─── INPUT ───

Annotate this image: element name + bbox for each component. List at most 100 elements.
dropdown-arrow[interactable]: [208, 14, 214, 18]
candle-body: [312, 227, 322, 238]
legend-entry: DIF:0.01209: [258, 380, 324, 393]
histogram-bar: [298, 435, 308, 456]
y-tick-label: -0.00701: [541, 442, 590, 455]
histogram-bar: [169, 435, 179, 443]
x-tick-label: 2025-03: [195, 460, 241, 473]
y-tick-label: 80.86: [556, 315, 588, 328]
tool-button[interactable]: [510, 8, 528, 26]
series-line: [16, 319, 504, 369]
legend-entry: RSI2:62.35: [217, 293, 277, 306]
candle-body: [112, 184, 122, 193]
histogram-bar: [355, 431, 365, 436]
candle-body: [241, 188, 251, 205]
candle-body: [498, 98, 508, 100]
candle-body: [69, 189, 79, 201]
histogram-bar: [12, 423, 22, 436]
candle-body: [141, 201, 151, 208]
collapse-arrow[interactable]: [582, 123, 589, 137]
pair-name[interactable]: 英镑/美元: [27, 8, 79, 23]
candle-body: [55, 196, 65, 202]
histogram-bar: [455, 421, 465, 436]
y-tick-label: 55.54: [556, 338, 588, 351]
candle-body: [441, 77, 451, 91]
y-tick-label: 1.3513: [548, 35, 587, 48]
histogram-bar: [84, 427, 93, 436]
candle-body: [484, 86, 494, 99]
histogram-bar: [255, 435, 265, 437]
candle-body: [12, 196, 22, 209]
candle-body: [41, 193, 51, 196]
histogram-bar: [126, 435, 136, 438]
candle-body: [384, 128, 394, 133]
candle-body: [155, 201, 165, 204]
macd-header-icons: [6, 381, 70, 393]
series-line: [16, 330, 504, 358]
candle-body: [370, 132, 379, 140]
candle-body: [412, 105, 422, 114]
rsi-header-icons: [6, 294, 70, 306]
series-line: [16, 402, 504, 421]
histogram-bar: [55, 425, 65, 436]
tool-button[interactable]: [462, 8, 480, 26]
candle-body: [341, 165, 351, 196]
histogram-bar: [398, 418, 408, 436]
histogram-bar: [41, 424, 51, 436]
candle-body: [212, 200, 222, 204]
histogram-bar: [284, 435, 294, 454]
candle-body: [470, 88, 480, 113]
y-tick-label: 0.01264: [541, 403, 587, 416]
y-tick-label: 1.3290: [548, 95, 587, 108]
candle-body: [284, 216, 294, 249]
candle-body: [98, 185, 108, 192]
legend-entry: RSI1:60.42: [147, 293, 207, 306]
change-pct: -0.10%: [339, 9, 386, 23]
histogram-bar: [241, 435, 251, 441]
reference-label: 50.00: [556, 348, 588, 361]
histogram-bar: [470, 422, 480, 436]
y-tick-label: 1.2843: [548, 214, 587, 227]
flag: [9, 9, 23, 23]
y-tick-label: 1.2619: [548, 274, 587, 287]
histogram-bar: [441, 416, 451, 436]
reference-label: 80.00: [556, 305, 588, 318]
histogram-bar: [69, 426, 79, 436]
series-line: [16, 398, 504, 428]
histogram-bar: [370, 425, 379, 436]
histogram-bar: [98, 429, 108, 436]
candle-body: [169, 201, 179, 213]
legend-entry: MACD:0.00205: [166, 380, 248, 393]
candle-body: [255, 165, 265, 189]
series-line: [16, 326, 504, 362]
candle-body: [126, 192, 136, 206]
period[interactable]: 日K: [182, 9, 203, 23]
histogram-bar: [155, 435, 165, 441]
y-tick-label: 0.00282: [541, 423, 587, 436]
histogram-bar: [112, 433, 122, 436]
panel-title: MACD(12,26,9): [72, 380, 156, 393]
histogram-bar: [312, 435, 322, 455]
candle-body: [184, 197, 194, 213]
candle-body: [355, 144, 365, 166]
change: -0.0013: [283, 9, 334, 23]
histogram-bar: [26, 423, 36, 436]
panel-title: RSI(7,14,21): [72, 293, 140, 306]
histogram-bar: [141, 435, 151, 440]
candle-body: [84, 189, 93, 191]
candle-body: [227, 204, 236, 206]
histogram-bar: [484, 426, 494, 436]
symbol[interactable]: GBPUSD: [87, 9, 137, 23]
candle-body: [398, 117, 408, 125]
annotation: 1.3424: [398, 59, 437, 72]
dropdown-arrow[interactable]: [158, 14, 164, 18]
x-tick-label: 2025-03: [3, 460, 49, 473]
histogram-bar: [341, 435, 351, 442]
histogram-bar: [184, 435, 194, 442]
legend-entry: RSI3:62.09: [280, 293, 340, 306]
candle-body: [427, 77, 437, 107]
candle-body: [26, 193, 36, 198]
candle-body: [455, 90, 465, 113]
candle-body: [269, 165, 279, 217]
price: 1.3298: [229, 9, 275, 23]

───

Please quote the items above word for word, starting at their first line and ending at the line that contains "y-tick-label: -0.00701: [541, 442, 590, 455]", with both of those lines included.

◆ RESULT
Annotate this image: element name + bbox for each component. List at most 100 elements.
dropdown-arrow[interactable]: [208, 14, 214, 18]
candle-body: [312, 227, 322, 238]
legend-entry: DIF:0.01209: [258, 380, 324, 393]
histogram-bar: [298, 435, 308, 456]
y-tick-label: -0.00701: [541, 442, 590, 455]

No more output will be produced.